Data excerpts:
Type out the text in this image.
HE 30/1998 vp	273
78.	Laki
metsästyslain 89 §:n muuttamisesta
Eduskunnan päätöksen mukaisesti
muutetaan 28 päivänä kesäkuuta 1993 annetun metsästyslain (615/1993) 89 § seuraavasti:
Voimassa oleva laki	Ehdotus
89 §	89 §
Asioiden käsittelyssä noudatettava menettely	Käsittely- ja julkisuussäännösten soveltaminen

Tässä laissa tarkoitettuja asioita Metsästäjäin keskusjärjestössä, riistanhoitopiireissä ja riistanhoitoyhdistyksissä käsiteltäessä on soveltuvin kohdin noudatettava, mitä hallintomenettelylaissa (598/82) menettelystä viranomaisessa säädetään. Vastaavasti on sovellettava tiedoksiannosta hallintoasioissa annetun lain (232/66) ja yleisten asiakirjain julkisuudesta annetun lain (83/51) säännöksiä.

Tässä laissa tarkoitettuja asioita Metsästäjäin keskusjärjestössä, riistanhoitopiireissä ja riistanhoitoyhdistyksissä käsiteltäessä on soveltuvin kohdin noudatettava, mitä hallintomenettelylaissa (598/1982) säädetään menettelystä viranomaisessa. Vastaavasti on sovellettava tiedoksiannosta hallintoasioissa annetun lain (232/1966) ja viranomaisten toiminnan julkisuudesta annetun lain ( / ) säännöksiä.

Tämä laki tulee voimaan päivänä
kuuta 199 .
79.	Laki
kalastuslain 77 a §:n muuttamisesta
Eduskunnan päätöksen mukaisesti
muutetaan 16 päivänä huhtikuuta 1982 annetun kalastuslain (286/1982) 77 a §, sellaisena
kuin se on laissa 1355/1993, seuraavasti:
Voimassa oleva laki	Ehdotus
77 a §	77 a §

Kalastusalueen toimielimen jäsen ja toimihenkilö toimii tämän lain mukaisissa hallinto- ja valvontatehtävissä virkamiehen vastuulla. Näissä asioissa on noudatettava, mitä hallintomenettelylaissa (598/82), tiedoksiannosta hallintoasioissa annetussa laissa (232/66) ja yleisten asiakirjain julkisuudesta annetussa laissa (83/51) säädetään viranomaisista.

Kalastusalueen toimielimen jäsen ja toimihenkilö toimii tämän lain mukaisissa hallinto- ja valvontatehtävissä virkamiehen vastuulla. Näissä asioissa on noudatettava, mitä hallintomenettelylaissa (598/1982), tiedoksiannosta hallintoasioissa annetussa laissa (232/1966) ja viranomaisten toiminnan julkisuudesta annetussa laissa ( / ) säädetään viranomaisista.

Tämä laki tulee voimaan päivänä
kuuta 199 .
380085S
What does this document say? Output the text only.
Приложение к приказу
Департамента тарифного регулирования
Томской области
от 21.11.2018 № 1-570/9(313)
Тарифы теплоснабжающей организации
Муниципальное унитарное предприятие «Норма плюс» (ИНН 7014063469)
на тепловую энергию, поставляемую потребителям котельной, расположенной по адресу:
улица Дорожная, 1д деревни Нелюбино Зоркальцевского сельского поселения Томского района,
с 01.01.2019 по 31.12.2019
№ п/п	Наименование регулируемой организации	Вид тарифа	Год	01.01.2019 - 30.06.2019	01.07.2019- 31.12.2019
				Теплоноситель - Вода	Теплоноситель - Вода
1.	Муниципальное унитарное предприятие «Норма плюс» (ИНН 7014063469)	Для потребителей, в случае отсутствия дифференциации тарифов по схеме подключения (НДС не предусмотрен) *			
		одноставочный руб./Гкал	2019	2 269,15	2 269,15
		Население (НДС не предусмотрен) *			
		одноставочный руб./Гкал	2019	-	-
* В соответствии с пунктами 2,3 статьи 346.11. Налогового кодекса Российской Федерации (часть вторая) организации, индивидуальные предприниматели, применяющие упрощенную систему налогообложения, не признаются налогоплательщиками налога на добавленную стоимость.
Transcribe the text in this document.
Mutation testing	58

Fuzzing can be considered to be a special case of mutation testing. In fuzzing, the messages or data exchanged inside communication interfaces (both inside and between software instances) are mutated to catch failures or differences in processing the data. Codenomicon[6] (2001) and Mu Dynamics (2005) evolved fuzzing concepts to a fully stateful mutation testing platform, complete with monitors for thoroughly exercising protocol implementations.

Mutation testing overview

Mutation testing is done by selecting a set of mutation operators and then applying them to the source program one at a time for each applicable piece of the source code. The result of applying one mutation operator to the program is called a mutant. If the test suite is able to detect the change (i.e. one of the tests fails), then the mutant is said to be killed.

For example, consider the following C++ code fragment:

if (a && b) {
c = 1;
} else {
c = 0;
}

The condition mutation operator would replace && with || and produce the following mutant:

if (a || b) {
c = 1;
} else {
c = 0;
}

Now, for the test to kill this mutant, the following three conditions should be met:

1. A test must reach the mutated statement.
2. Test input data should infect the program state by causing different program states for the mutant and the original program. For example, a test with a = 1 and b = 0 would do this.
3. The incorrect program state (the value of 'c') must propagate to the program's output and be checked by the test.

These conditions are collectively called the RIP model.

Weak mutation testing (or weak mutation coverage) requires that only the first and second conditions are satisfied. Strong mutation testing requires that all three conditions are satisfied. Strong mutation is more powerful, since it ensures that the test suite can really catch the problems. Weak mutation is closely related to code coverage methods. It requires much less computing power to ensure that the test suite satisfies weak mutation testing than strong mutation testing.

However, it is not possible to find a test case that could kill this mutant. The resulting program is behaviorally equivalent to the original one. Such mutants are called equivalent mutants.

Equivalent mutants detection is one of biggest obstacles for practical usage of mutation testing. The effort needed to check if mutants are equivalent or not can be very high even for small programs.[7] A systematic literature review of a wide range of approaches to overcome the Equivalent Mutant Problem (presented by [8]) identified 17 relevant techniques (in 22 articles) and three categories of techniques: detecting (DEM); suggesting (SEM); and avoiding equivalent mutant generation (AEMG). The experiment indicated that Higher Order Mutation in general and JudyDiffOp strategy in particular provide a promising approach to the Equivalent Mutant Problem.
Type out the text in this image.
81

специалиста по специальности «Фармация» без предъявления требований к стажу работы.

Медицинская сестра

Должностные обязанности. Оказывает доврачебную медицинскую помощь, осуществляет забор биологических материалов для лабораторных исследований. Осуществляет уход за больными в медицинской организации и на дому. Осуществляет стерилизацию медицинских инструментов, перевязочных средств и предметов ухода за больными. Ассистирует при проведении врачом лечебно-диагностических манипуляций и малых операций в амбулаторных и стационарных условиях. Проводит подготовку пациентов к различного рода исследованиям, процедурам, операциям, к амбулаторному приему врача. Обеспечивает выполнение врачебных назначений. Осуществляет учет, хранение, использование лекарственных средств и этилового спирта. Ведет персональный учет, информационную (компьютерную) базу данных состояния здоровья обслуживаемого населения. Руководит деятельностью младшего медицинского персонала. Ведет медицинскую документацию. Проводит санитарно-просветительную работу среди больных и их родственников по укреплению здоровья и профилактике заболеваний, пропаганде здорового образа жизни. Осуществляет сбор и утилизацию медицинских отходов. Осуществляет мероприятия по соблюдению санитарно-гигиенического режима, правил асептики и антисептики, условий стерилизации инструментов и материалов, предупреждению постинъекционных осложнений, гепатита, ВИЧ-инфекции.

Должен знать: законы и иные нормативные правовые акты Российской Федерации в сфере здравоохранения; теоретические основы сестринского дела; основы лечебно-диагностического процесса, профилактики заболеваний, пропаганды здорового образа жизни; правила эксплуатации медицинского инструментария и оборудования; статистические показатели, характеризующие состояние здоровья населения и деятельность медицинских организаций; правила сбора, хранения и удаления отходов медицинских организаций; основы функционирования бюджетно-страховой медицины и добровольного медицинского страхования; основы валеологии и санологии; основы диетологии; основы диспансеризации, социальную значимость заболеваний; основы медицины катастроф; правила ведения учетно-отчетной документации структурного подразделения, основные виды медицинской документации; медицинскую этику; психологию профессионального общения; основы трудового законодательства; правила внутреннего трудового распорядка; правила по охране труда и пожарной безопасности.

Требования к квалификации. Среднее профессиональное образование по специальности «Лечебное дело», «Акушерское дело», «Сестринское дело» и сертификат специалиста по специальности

TASK DESCRIPTION -
Using the entries above, tally how many lines have the word "kohdin" in them; write the number and nothing more.

EXERCISE ANSWER -
2